[Action item] Name every individual person identified by name in the article about the jailed Cameroonian journalist below.

[Extract]
**********
Jailed Cameroonian journalist begins hunger strike

Cameroon journalist Emmanuel Mbombog Mbog Matip was arrested in August 2020, before being brought before a military court, where he was charged with “propagation of false news” according to the Committee to Protect Journalists. © Emmanuel Mbombog Mbog Matip/Facebook

Matip is the director of Climat Social daily in Cameroon, a newspaper which posts political commentary on Facebook.

According to the New York-based watchdog Committee to Protect Journalists (CPJ), Matip was picked up by six armed men in plain clothes and held at the State Secretariat for Defense until 7 September.

Matip was then brought in front of a military court judge who charged him with “propagation of false news” and ordered his detention in Kondengui Central Prison in Yaoundé until 7 March, 2021.

His release date came and went and he is still in prison, with no update on his case.

“Cameroonian authorities should immediately release journalist Emmanuel Mbombog Mbog Matip and cease the outrageous use of military courts to prosecute the press,” said Angela Quintal, CPJ’s Africa program coordinator.

Support for Biya

Matip wrote a letter to President Paul Biya where he spelled out that he has a disability. His feet were amputated after a traffic accident and he is the president of the National League for Defense of the Rights of Disadvantaged People, said à Dang, who showed the letter to CPJ.

A Dang said that Matip stopped publishing Climat Social in 2019 due to lack of funding, but had continued reporting mainly on his personal Facebook page.

The reporting he had done in the months before his arrest expressed support for Biya, according to posts reviewed by CPJ.

Matip had been investigating an alleged coup attempt involving Colonel Joël Émile Bamkoui, commander of Cameroon’s Division of Military Security and other senior officials.

'One of the worst jailers of journalists'

A Dang told CPJ that Matip had denounced this on local radio broadcasts, but the media watchdog was unable to verify the recordings. He added that Matip wanted to alert Biya to the coup attempt via an audio message.

“The CamerounWeb news report stated that the individual was an informant for Bamkoui, and that reaching out to them may have contributed to the journalist’s arrest,” according to CPJ.

Both à Dang and CamerounWeb said that Bamkoui beat and threatened Matip while he was at the State Secretariat for Defense, and that the journalist had the wounds to prove it.

This is not the first time a Cameroonian journalist has been put through military courts, nor the first reports of beatings. In 2020, 300 days after police in Buea held popular pidgin journalist Wazizi incommunicado, his alleged torture and death was announced in Cameroonian media.

Wazizi had also been put through a military trial, and was held at Kondengui Central Prison in Yaoundé, the same prison as Matip. The military finally admitted in 2020 that Wazizi had been killed in August 2019.

“The fact that Cameroon remains one of the worst jailers of journalists in Africa is a grave indicator of the broader conditions for the media there,” said CPJ Africa program coordinator Quintal.
**********
[Dataset entries]
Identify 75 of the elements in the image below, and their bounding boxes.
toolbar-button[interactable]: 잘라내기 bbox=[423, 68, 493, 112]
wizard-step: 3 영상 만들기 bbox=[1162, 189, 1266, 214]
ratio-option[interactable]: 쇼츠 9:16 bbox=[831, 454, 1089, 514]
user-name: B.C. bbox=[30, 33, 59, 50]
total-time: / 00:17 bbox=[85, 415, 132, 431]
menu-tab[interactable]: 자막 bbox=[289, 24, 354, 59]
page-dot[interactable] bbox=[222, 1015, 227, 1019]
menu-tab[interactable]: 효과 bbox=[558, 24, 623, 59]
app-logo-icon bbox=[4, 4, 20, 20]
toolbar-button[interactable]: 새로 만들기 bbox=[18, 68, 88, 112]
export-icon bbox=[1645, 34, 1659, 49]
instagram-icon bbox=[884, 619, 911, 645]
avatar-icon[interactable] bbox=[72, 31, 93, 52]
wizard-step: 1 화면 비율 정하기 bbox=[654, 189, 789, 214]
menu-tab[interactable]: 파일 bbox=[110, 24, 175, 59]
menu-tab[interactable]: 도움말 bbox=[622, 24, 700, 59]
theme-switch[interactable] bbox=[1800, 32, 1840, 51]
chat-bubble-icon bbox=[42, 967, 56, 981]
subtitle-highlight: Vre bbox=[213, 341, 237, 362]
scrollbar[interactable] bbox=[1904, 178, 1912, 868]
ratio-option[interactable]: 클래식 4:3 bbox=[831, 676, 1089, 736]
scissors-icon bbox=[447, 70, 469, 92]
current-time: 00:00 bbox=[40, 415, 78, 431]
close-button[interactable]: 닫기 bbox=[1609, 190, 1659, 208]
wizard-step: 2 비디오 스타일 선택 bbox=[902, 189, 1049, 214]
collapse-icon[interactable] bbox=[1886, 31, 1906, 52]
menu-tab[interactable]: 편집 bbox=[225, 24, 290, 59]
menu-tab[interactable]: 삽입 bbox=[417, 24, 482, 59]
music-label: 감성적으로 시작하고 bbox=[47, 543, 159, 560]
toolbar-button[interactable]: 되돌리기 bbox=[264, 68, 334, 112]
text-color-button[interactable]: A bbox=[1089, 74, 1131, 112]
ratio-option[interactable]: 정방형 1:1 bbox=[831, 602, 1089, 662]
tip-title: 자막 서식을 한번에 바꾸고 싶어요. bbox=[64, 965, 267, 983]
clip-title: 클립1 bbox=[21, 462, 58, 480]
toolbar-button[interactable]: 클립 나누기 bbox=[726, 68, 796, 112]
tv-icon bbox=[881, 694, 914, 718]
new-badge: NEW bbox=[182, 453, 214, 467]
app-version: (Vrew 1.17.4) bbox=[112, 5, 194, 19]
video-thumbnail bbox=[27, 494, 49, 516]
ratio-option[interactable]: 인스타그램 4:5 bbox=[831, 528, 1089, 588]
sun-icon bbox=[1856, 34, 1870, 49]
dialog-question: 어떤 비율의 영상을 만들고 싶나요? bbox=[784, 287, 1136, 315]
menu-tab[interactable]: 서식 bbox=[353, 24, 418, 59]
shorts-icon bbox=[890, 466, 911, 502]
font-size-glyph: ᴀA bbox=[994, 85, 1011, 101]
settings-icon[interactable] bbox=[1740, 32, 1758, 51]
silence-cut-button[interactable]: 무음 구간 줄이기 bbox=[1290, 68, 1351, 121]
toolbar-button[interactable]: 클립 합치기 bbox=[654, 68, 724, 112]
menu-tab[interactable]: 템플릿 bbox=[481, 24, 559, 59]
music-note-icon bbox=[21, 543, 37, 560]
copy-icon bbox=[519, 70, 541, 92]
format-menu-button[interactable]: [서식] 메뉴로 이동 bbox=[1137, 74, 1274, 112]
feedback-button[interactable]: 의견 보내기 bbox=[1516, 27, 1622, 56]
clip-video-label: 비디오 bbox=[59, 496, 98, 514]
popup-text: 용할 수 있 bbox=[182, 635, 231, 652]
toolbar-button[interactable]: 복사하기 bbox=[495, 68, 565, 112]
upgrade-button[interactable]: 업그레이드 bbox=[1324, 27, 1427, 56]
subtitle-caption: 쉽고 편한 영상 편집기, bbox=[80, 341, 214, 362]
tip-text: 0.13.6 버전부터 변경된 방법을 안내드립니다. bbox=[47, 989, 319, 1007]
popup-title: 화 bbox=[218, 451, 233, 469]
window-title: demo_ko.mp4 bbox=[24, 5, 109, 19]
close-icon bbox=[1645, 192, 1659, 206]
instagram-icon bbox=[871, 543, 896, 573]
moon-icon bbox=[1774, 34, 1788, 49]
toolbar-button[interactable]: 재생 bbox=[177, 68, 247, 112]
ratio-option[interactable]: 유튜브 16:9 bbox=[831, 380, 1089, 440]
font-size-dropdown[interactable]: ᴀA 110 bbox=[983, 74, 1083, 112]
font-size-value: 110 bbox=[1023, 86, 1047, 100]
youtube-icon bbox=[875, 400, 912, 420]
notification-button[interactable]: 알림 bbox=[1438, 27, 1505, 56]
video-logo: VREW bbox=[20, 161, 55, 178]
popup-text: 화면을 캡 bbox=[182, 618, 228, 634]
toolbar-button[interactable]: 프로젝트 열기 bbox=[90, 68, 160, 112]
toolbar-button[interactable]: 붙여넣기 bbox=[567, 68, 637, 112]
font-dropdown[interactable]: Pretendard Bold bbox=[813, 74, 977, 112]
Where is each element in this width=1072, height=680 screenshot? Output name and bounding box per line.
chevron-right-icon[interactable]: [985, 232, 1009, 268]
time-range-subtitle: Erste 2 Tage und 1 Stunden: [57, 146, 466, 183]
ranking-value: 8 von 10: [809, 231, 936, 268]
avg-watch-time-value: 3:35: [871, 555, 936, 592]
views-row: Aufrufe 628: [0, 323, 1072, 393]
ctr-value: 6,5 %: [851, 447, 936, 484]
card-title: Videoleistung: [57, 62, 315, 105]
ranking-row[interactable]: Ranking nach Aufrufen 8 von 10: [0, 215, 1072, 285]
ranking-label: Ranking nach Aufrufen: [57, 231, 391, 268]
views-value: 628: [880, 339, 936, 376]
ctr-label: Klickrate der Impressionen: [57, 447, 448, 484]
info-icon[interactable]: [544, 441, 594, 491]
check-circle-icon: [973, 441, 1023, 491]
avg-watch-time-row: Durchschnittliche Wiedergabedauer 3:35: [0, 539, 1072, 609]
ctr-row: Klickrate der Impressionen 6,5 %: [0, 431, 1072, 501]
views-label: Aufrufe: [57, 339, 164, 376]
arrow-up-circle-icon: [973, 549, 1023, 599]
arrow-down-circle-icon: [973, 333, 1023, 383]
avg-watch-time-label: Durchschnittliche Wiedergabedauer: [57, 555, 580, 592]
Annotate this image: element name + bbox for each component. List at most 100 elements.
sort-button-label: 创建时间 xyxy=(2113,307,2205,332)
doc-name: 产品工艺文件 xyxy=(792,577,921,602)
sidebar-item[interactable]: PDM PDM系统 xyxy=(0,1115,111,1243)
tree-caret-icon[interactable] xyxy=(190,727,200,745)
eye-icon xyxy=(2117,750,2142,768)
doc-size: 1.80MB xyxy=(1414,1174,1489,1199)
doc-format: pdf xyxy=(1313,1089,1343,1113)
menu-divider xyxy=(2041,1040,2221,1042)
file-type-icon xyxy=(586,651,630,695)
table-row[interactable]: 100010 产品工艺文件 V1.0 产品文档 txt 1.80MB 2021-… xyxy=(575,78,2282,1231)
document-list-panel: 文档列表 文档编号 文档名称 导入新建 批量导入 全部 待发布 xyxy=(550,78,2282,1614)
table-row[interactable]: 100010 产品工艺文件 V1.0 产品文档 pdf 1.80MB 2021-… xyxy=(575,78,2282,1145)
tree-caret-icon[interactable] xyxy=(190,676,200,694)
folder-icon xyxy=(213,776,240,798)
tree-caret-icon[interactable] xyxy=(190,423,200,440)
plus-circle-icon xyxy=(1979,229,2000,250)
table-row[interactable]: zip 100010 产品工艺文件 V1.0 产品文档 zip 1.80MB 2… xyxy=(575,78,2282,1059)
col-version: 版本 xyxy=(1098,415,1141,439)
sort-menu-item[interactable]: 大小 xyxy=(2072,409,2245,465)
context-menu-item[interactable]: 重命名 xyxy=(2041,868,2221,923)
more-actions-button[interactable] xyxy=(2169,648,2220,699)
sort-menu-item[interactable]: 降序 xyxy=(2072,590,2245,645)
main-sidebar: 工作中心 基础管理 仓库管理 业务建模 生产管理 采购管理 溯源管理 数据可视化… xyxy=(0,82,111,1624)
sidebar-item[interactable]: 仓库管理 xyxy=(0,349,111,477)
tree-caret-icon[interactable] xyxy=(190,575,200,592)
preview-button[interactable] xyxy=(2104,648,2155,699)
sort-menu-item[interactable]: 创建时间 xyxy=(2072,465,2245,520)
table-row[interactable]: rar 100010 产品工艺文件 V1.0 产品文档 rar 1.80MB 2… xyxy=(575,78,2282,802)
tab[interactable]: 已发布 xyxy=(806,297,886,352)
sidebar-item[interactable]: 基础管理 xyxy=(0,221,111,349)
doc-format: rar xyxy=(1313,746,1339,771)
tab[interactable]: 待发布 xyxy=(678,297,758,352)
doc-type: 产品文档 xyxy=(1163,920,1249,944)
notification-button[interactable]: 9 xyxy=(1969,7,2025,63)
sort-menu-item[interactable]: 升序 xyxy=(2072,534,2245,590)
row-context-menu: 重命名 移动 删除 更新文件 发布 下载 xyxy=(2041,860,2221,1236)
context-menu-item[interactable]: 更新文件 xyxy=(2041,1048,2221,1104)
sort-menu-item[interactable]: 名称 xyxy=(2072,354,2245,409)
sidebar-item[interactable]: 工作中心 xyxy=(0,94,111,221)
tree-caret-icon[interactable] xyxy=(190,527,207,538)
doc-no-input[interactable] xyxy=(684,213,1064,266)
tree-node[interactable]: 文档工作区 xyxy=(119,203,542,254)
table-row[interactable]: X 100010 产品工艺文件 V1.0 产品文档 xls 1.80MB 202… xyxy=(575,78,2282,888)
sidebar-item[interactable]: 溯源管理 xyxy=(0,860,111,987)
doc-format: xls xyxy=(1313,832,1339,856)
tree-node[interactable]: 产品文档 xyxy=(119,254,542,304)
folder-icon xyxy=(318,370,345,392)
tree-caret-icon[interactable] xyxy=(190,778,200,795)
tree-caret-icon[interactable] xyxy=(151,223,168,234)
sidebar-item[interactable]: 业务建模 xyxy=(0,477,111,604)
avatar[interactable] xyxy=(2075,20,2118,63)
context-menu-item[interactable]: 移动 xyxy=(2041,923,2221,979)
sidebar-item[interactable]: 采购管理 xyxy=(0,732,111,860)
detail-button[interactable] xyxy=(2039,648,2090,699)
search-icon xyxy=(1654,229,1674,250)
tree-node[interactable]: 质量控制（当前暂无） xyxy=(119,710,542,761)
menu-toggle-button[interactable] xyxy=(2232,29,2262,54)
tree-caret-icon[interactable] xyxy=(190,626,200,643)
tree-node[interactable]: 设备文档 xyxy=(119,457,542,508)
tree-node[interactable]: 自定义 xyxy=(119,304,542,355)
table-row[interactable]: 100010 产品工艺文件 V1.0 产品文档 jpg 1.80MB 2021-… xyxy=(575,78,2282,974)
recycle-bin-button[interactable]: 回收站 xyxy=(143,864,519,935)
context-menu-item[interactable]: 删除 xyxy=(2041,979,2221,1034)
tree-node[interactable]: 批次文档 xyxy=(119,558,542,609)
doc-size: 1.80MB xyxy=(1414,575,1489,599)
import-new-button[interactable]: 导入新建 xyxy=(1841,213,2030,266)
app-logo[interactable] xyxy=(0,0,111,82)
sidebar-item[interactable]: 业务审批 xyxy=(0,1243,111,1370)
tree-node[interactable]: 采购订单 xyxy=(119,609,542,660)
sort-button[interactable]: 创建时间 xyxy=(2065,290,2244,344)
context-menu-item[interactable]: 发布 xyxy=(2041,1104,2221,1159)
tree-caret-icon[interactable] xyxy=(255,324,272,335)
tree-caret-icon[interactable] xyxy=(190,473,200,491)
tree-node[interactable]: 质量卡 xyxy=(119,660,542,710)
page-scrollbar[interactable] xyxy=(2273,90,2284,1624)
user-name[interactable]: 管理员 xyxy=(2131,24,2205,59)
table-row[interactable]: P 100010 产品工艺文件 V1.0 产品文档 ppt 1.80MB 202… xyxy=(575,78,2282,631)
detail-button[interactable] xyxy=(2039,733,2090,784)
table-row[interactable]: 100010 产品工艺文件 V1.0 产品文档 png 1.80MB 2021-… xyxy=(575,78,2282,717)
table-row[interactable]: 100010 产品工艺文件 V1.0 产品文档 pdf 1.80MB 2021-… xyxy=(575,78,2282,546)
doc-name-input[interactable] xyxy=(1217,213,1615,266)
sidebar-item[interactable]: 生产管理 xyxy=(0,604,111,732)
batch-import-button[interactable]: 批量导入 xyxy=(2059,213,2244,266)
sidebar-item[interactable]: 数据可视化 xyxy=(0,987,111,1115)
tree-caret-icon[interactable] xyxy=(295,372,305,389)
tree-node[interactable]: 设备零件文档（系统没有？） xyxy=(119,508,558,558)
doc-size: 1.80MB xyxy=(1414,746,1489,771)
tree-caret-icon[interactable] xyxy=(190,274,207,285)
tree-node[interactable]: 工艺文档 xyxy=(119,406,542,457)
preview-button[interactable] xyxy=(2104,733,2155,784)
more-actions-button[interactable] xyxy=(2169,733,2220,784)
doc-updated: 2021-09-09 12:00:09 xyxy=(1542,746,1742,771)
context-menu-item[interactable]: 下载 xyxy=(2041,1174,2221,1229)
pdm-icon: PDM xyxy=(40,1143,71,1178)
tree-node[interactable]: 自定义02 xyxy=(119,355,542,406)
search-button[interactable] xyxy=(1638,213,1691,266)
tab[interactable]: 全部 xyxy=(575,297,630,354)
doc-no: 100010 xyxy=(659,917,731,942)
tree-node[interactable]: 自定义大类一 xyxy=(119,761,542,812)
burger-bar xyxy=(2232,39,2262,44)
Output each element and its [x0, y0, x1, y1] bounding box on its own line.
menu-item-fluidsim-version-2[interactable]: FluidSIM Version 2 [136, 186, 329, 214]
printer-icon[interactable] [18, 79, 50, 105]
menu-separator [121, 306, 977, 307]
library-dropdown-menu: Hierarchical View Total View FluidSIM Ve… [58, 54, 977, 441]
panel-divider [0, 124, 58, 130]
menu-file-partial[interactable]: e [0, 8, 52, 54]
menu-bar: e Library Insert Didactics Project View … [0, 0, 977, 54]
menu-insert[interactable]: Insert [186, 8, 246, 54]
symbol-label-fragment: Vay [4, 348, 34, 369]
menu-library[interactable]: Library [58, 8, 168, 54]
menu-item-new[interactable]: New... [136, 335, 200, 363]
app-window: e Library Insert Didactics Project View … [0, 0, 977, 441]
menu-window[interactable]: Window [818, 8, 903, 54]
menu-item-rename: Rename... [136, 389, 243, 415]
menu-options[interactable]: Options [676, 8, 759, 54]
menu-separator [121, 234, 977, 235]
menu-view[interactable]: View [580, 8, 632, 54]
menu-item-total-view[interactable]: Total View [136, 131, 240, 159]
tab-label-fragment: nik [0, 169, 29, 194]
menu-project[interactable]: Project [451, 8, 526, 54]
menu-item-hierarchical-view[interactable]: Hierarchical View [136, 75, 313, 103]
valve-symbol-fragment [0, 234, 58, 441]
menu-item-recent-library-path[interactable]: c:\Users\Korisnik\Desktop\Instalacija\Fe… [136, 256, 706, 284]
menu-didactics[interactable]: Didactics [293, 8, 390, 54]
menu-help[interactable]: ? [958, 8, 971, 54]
**********
[Task answer]
- Emmanuel Mbombog Mbog Matip
- Angela Quintal
- Paul Biya
- à Dang
- Joël Émile Bamkoui
- Wazizi